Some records
+ + +

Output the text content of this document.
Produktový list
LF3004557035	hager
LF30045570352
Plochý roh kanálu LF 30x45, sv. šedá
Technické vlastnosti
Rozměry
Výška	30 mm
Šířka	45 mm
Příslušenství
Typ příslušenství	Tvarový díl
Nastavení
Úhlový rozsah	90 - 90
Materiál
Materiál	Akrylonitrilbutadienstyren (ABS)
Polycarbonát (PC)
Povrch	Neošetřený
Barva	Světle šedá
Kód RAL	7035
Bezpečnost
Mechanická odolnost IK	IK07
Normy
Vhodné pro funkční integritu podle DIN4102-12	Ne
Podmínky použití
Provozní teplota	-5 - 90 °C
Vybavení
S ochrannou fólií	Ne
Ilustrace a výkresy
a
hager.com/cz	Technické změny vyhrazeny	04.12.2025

+ + +

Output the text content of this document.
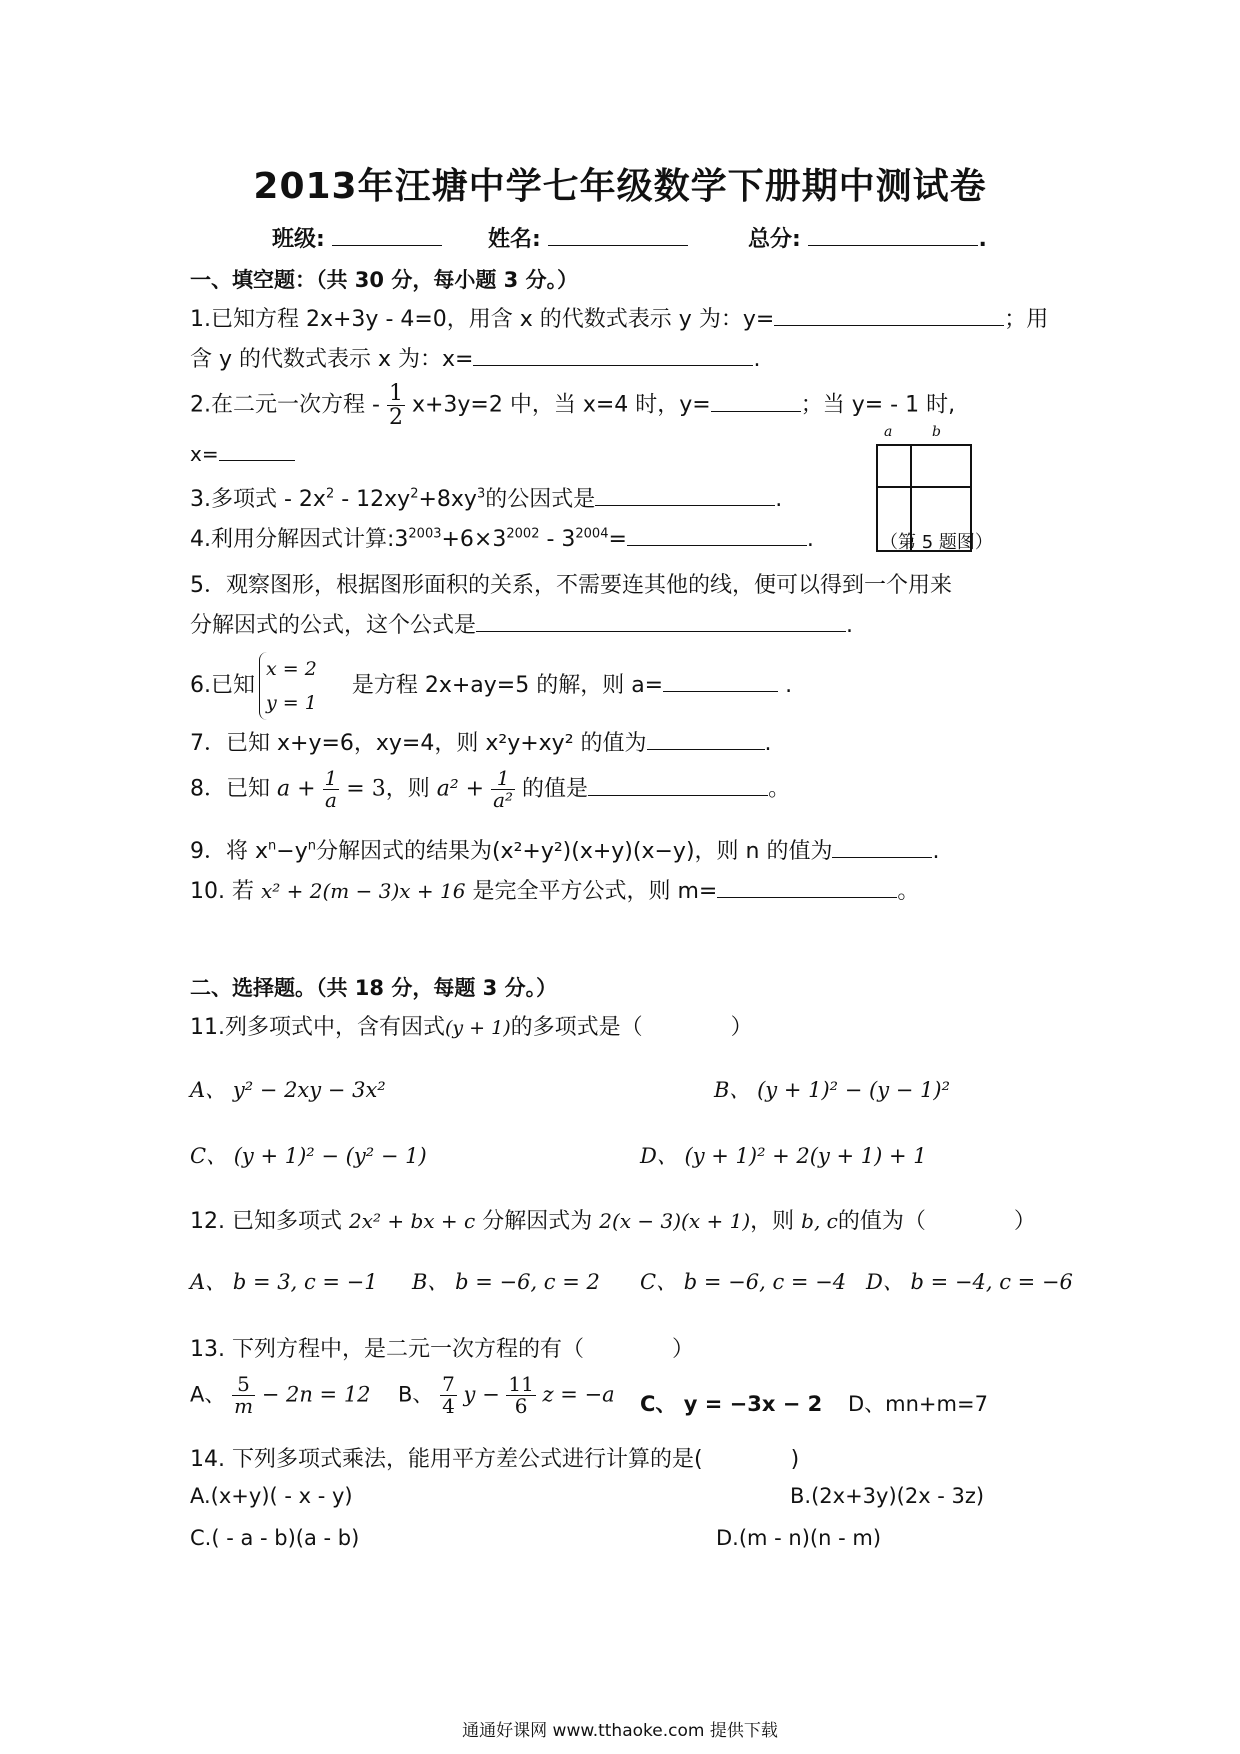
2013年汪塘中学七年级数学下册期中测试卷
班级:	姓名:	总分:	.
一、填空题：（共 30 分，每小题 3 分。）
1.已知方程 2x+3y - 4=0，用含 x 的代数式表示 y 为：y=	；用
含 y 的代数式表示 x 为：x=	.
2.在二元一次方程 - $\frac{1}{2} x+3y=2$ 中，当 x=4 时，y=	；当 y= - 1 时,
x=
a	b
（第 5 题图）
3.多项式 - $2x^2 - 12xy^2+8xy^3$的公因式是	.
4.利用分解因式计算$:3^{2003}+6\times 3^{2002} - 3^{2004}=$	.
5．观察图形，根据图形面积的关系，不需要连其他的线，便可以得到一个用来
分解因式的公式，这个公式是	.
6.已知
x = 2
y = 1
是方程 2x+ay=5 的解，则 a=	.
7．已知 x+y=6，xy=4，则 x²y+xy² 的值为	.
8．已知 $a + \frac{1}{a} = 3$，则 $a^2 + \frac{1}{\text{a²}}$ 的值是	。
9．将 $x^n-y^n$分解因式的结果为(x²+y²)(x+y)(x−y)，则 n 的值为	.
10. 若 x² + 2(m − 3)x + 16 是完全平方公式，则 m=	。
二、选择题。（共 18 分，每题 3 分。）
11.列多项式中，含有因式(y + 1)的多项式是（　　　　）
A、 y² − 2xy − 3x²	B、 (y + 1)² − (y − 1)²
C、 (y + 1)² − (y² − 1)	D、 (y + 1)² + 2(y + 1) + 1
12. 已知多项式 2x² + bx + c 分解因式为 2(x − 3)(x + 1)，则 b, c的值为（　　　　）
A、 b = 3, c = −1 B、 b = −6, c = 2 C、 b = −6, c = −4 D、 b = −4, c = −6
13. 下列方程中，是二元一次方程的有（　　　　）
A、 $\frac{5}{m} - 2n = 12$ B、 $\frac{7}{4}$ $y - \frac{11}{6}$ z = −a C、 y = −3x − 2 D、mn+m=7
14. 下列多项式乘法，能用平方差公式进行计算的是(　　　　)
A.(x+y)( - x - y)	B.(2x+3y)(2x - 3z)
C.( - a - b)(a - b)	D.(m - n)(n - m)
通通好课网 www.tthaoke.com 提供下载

+ + +

Copy out each line of the records that holds the string "的代数式表示".

*Expected answer*.
1.已知方程 2x+3y - 4=0，用含 x 的代数式表示 y 为：y=	；用
含 y 的代数式表示 x 为：x=	.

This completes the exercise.